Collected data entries

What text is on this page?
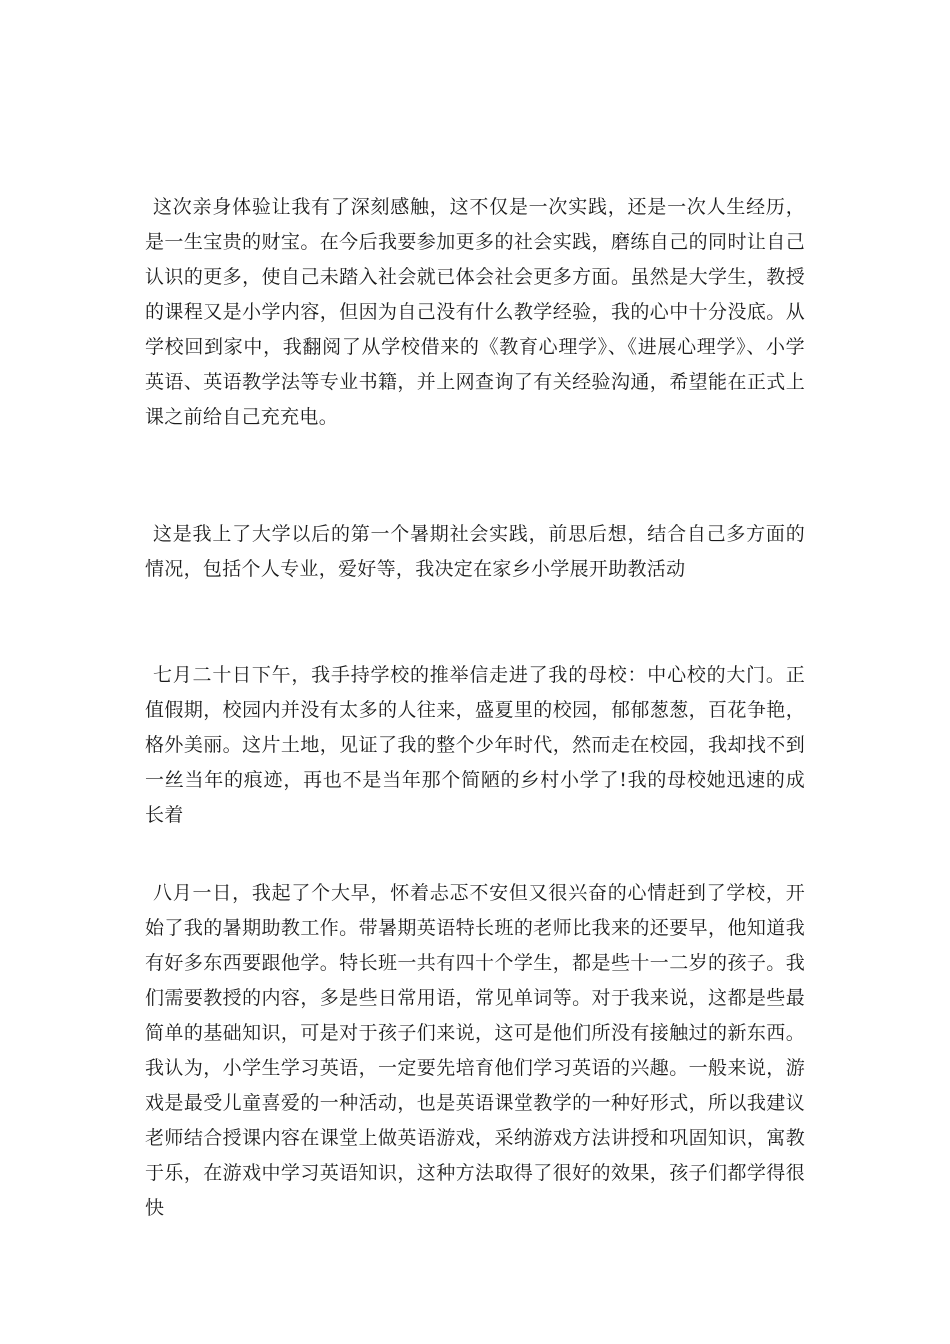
这次亲身体验让我有了深刻感触，这不仅是一次实践，还是一次人生经历，是一生宝贵的财宝。在今后我要参加更多的社会实践，磨练自己的同时让自己认识的更多，使自己未踏入社会就已体会社会更多方面。虽然是大学生，教授的课程又是小学内容，但因为自己没有什么教学经验，我的心中十分没底。从学校回到家中，我翻阅了从学校借来的《教育心理学》、《进展心理学》、小学英语、英语教学法等专业书籍，并上网查询了有关经验沟通，希望能在正式上课之前给自己充充电。

这是我上了大学以后的第一个暑期社会实践，前思后想，结合自己多方面的情况，包括个人专业，爱好等，我决定在家乡小学展开助教活动

七月二十日下午，我手持学校的推举信走进了我的母校：中心校的大门。正值假期，校园内并没有太多的人往来，盛夏里的校园，郁郁葱葱，百花争艳，格外美丽。这片土地，见证了我的整个少年时代，然而走在校园，我却找不到一丝当年的痕迹，再也不是当年那个简陋的乡村小学了!我的母校她迅速的成长着

八月一日，我起了个大早，怀着忐忑不安但又很兴奋的心情赶到了学校，开始了我的暑期助教工作。带暑期英语特长班的老师比我来的还要早，他知道我有好多东西要跟他学。特长班一共有四十个学生，都是些十一二岁的孩子。我们需要教授的内容，多是些日常用语，常见单词等。对于我来说，这都是些最简单的基础知识，可是对于孩子们来说，这可是他们所没有接触过的新东西。我认为，小学生学习英语，一定要先培育他们学习英语的兴趣。一般来说，游戏是最受儿童喜爱的一种活动，也是英语课堂教学的一种好形式，所以我建议老师结合授课内容在课堂上做英语游戏，采纳游戏方法讲授和巩固知识，寓教于乐，在游戏中学习英语知识，这种方法取得了很好的效果，孩子们都学得很快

**What is required:** Write the records out once more, exactly as they appear, with no pictures.

**Output:**
What text is on this page?
这次亲身体验让我有了深刻感触，这不仅是一次实践，还是一次人生经历，是一生宝贵的财宝。在今后我要参加更多的社会实践，磨练自己的同时让自己认识的更多，使自己未踏入社会就已体会社会更多方面。虽然是大学生，教授的课程又是小学内容，但因为自己没有什么教学经验，我的心中十分没底。从学校回到家中，我翻阅了从学校借来的《教育心理学》、《进展心理学》、小学英语、英语教学法等专业书籍，并上网查询了有关经验沟通，希望能在正式上课之前给自己充充电。

这是我上了大学以后的第一个暑期社会实践，前思后想，结合自己多方面的情况，包括个人专业，爱好等，我决定在家乡小学展开助教活动

七月二十日下午，我手持学校的推举信走进了我的母校：中心校的大门。正值假期，校园内并没有太多的人往来，盛夏里的校园，郁郁葱葱，百花争艳，格外美丽。这片土地，见证了我的整个少年时代，然而走在校园，我却找不到一丝当年的痕迹，再也不是当年那个简陋的乡村小学了!我的母校她迅速的成长着

八月一日，我起了个大早，怀着忐忑不安但又很兴奋的心情赶到了学校，开始了我的暑期助教工作。带暑期英语特长班的老师比我来的还要早，他知道我有好多东西要跟他学。特长班一共有四十个学生，都是些十一二岁的孩子。我们需要教授的内容，多是些日常用语，常见单词等。对于我来说，这都是些最简单的基础知识，可是对于孩子们来说，这可是他们所没有接触过的新东西。我认为，小学生学习英语，一定要先培育他们学习英语的兴趣。一般来说，游戏是最受儿童喜爱的一种活动，也是英语课堂教学的一种好形式，所以我建议老师结合授课内容在课堂上做英语游戏，采纳游戏方法讲授和巩固知识，寓教于乐，在游戏中学习英语知识，这种方法取得了很好的效果，孩子们都学得很快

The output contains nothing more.